Please convert the material below, from its first line through the line that contains "title-divider-rule [596, 327, 778, 333]", both included, into a JSON list of strings with one string per line and blank lines left out.

## BEGIN Extracted material

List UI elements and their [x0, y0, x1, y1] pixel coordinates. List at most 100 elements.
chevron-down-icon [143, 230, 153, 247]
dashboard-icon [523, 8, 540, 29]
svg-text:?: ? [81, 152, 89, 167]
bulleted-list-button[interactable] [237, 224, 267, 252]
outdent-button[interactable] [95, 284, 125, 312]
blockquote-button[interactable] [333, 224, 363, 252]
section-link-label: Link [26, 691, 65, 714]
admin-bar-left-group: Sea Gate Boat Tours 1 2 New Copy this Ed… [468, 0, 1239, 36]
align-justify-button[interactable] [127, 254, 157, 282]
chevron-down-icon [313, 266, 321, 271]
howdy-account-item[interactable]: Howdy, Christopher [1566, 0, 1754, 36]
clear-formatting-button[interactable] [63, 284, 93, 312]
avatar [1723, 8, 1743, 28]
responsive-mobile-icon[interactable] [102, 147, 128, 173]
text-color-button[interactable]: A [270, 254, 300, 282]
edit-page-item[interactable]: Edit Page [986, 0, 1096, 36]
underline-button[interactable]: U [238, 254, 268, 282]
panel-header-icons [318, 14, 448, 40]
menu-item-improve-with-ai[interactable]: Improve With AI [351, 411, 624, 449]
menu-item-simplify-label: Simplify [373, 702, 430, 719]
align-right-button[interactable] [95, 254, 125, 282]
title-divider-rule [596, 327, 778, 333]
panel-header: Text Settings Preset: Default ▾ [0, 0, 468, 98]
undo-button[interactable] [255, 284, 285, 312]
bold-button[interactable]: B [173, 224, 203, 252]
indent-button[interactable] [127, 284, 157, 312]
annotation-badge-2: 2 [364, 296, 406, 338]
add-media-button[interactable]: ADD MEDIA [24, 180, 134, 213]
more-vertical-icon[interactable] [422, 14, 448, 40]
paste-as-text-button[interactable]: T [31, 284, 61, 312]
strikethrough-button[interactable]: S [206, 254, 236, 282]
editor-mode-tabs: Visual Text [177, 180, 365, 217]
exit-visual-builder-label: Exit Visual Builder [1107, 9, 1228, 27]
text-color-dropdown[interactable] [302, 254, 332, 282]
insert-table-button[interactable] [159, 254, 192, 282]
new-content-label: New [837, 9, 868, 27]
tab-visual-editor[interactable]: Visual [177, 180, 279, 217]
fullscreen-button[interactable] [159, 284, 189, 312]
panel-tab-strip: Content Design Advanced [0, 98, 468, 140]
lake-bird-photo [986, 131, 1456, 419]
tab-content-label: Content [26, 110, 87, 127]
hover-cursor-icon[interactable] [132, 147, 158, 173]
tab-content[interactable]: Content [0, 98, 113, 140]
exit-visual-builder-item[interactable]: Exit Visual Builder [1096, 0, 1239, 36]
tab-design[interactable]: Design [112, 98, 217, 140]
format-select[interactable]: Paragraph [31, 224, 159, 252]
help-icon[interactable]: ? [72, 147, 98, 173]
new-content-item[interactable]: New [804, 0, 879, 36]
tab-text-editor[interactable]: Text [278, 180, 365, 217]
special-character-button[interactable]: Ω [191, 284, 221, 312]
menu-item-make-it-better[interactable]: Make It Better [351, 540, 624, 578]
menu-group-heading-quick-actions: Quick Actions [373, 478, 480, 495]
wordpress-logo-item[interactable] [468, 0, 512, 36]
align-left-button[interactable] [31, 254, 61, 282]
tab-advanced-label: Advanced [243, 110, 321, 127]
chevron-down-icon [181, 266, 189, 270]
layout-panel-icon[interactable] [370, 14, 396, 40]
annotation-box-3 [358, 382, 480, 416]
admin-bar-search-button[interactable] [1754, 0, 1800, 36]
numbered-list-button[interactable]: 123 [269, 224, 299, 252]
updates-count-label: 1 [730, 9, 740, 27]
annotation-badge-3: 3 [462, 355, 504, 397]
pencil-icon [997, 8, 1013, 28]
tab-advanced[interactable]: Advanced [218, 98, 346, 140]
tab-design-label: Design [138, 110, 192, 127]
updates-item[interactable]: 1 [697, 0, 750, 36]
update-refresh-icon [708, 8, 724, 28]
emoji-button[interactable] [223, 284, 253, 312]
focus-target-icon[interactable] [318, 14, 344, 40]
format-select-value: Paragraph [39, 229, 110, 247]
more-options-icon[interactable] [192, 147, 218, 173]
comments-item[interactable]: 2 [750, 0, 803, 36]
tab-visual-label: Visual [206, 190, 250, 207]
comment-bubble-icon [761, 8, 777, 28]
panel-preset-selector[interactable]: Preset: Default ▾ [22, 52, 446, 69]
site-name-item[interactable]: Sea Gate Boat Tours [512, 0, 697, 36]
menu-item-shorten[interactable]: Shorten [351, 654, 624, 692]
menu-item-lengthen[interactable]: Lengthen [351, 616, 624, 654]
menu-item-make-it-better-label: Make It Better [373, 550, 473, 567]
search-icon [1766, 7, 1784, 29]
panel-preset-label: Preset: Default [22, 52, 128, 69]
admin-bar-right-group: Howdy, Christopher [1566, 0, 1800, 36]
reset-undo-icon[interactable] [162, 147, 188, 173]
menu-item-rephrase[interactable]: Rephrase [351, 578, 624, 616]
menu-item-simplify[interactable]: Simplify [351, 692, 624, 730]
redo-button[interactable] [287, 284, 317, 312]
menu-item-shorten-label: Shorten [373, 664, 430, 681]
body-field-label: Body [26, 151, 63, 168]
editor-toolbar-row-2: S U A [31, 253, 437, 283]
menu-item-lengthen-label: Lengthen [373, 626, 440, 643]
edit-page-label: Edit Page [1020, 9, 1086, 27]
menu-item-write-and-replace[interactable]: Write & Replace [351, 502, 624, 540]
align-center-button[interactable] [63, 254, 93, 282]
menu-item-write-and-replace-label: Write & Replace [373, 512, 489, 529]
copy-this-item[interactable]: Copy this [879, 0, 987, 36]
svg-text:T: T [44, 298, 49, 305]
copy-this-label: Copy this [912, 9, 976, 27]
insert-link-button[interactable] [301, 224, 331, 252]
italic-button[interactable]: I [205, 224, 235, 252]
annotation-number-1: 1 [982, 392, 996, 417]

## END Extracted material

◆ Answer to the exercise:
[
  "List UI elements and their [x0, y0, x1, y1] pixel coordinates. List at most 100 elements.",
  "chevron-down-icon [143, 230, 153, 247]",
  "dashboard-icon [523, 8, 540, 29]",
  "svg-text:?: ? [81, 152, 89, 167]",
  "bulleted-list-button[interactable] [237, 224, 267, 252]",
  "outdent-button[interactable] [95, 284, 125, 312]",
  "blockquote-button[interactable] [333, 224, 363, 252]",
  "section-link-label: Link [26, 691, 65, 714]",
  "admin-bar-left-group: Sea Gate Boat Tours 1 2 New Copy this Ed… [468, 0, 1239, 36]",
  "align-justify-button[interactable] [127, 254, 157, 282]",
  "chevron-down-icon [313, 266, 321, 271]",
  "howdy-account-item[interactable]: Howdy, Christopher [1566, 0, 1754, 36]",
  "clear-formatting-button[interactable] [63, 284, 93, 312]",
  "avatar [1723, 8, 1743, 28]",
  "responsive-mobile-icon[interactable] [102, 147, 128, 173]",
  "text-color-button[interactable]: A [270, 254, 300, 282]",
  "edit-page-item[interactable]: Edit Page [986, 0, 1096, 36]",
  "underline-button[interactable]: U [238, 254, 268, 282]",
  "panel-header-icons [318, 14, 448, 40]",
  "menu-item-improve-with-ai[interactable]: Improve With AI [351, 411, 624, 449]",
  "menu-item-simplify-label: Simplify [373, 702, 430, 719]",
  "align-right-button[interactable] [95, 254, 125, 282]",
  "title-divider-rule [596, 327, 778, 333]"
]